** Start **
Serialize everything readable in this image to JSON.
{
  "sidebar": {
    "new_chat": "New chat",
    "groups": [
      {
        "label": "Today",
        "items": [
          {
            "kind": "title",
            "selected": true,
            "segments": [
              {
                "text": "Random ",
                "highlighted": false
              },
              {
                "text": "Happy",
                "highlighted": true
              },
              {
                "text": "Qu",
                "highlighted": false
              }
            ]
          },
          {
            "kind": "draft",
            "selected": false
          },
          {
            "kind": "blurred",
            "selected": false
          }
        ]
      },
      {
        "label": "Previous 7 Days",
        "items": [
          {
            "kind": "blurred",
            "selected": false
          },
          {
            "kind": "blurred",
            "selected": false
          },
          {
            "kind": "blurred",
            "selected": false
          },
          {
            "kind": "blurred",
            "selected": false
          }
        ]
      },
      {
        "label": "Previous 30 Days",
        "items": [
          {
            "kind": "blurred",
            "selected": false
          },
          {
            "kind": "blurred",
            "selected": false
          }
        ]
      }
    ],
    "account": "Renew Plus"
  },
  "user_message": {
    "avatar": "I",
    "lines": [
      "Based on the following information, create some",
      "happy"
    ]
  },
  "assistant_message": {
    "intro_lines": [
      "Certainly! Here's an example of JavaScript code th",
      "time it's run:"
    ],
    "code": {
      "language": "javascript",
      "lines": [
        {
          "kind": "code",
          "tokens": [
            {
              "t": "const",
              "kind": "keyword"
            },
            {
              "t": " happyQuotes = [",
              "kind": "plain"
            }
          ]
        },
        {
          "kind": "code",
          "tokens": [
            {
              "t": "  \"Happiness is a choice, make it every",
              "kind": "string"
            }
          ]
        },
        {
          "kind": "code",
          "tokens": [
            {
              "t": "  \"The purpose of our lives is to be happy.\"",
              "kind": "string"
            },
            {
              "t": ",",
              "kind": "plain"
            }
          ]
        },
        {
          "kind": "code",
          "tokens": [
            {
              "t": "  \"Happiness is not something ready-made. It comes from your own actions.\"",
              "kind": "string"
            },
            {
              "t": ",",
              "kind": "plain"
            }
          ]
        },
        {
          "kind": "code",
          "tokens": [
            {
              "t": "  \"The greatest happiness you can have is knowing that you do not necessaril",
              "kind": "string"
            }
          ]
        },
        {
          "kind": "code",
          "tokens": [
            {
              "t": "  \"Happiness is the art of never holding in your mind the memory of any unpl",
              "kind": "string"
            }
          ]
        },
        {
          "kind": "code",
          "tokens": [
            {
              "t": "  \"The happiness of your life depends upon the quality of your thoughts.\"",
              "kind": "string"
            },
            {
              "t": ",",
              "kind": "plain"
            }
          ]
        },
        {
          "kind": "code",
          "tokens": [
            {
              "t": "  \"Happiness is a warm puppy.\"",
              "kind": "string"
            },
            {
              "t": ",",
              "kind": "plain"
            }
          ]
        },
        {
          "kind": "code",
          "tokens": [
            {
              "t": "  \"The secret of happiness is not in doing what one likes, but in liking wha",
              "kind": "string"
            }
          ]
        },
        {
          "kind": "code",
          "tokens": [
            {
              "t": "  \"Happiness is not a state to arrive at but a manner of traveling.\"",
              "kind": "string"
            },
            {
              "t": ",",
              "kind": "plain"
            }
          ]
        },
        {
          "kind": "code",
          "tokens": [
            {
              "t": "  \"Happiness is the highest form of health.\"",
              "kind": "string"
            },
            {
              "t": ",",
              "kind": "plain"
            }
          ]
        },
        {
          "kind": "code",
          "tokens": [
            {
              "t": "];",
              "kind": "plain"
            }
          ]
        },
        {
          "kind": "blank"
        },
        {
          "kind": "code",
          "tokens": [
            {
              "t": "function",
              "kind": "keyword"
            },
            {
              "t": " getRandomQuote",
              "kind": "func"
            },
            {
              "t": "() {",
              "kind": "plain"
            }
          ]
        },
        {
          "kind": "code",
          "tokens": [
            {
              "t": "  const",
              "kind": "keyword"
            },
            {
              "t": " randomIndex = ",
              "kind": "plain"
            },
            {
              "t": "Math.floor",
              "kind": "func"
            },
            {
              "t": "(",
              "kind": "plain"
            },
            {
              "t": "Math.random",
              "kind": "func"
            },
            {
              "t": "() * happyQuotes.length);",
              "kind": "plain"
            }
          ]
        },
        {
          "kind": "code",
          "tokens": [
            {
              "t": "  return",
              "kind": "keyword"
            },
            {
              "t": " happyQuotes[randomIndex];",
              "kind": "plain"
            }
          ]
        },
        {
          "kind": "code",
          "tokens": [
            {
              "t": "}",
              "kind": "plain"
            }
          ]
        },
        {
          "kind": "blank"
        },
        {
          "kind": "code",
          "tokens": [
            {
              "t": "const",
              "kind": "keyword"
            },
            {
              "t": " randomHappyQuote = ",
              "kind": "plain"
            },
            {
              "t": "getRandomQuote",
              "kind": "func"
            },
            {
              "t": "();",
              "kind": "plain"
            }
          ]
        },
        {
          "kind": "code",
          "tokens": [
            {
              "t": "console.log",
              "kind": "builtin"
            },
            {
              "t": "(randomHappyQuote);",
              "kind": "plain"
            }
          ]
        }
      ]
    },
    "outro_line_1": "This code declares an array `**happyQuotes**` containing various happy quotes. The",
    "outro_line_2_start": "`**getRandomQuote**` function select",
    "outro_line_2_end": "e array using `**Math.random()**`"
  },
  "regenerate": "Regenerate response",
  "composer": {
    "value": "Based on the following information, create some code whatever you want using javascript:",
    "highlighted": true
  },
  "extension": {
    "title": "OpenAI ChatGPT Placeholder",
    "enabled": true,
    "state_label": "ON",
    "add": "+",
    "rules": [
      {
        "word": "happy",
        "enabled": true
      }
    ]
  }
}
** End **
◆ DESCRIPTION OF THE TASK ◆
Copy the data above in full, character for character.

◆ OUTPUT BELOW ◆
Serialize everything readable in this image to JSON.
{
  "sidebar": {
    "new_chat": "New chat",
    "groups": [
      {
        "label": "Today",
        "items": [
          {
            "kind": "title",
            "selected": true,
            "segments": [
              {
                "text": "Random ",
                "highlighted": false
              },
              {
                "text": "Happy",
                "highlighted": true
              },
              {
                "text": "Qu",
                "highlighted": false
              }
            ]
          },
          {
            "kind": "draft",
            "selected": false
          },
          {
            "kind": "blurred",
            "selected": false
          }
        ]
      },
      {
        "label": "Previous 7 Days",
        "items": [
          {
            "kind": "blurred",
            "selected": false
          },
          {
            "kind": "blurred",
            "selected": false
          },
          {
            "kind": "blurred",
            "selected": false
          },
          {
            "kind": "blurred",
            "selected": false
          }
        ]
      },
      {
        "label": "Previous 30 Days",
        "items": [
          {
            "kind": "blurred",
            "selected": false
          },
          {
            "kind": "blurred",
            "selected": false
          }
        ]
      }
    ],
    "account": "Renew Plus"
  },
  "user_message": {
    "avatar": "I",
    "lines": [
      "Based on the following information, create some",
      "happy"
    ]
  },
  "assistant_message": {
    "intro_lines": [
      "Certainly! Here's an example of JavaScript code th",
      "time it's run:"
    ],
    "code": {
      "language": "javascript",
      "lines": [
        {
          "kind": "code",
          "tokens": [
            {
              "t": "const",
              "kind": "keyword"
            },
            {
              "t": " happyQuotes = [",
              "kind": "plain"
            }
          ]
        },
        {
          "kind": "code",
          "tokens": [
            {
              "t": "  \"Happiness is a choice, make it every",
              "kind": "string"
            }
          ]
        },
        {
          "kind": "code",
          "tokens": [
            {
              "t": "  \"The purpose of our lives is to be happy.\"",
              "kind": "string"
            },
            {
              "t": ",",
              "kind": "plain"
            }
          ]
        },
        {
          "kind": "code",
          "tokens": [
            {
              "t": "  \"Happiness is not something ready-made. It comes from your own actions.\"",
              "kind": "string"
            },
            {
              "t": ",",
              "kind": "plain"
            }
          ]
        },
        {
          "kind": "code",
          "tokens": [
            {
              "t": "  \"The greatest happiness you can have is knowing that you do not necessaril",
              "kind": "string"
            }
          ]
        },
        {
          "kind": "code",
          "tokens": [
            {
              "t": "  \"Happiness is the art of never holding in your mind the memory of any unpl",
              "kind": "string"
            }
          ]
        },
        {
          "kind": "code",
          "tokens": [
            {
              "t": "  \"The happiness of your life depends upon the quality of your thoughts.\"",
              "kind": "string"
            },
            {
              "t": ",",
              "kind": "plain"
            }
          ]
        },
        {
          "kind": "code",
          "tokens": [
            {
              "t": "  \"Happiness is a warm puppy.\"",
              "kind": "string"
            },
            {
              "t": ",",
              "kind": "plain"
            }
          ]
        },
        {
          "kind": "code",
          "tokens": [
            {
              "t": "  \"The secret of happiness is not in doing what one likes, but in liking wha",
              "kind": "string"
            }
          ]
        },
        {
          "kind": "code",
          "tokens": [
            {
              "t": "  \"Happiness is not a state to arrive at but a manner of traveling.\"",
              "kind": "string"
            },
            {
              "t": ",",
              "kind": "plain"
            }
          ]
        },
        {
          "kind": "code",
          "tokens": [
            {
              "t": "  \"Happiness is the highest form of health.\"",
              "kind": "string"
            },
            {
              "t": ",",
              "kind": "plain"
            }
          ]
        },
        {
          "kind": "code",
          "tokens": [
            {
              "t": "];",
              "kind": "plain"
            }
          ]
        },
        {
          "kind": "blank"
        },
        {
          "kind": "code",
          "tokens": [
            {
              "t": "function",
              "kind": "keyword"
            },
            {
              "t": " getRandomQuote",
              "kind": "func"
            },
            {
              "t": "() {",
              "kind": "plain"
            }
          ]
        },
        {
          "kind": "code",
          "tokens": [
            {
              "t": "  const",
              "kind": "keyword"
            },
            {
              "t": " randomIndex = ",
              "kind": "plain"
            },
            {
              "t": "Math.floor",
              "kind": "func"
            },
            {
              "t": "(",
              "kind": "plain"
            },
            {
              "t": "Math.random",
              "kind": "func"
            },
            {
              "t": "() * happyQuotes.length);",
              "kind": "plain"
            }
          ]
        },
        {
          "kind": "code",
          "tokens": [
            {
              "t": "  return",
              "kind": "keyword"
            },
            {
              "t": " happyQuotes[randomIndex];",
              "kind": "plain"
            }
          ]
        },
        {
          "kind": "code",
          "tokens": [
            {
              "t": "}",
              "kind": "plain"
            }
          ]
        },
        {
          "kind": "blank"
        },
        {
          "kind": "code",
          "tokens": [
            {
              "t": "const",
              "kind": "keyword"
            },
            {
              "t": " randomHappyQuote = ",
              "kind": "plain"
            },
            {
              "t": "getRandomQuote",
              "kind": "func"
            },
            {
              "t": "();",
              "kind": "plain"
            }
          ]
        },
        {
          "kind": "code",
          "tokens": [
            {
              "t": "console.log",
              "kind": "builtin"
            },
            {
              "t": "(randomHappyQuote);",
              "kind": "plain"
            }
          ]
        }
      ]
    },
    "outro_line_1": "This code declares an array `**happyQuotes**` containing various happy quotes. The",
    "outro_line_2_start": "`**getRandomQuote**` function select",
    "outro_line_2_end": "e array using `**Math.random()**`"
  },
  "regenerate": "Regenerate response",
  "composer": {
    "value": "Based on the following information, create some code whatever you want using javascript:",
    "highlighted": true
  },
  "extension": {
    "title": "OpenAI ChatGPT Placeholder",
    "enabled": true,
    "state_label": "ON",
    "add": "+",
    "rules": [
      {
        "word": "happy",
        "enabled": true
      }
    ]
  }
}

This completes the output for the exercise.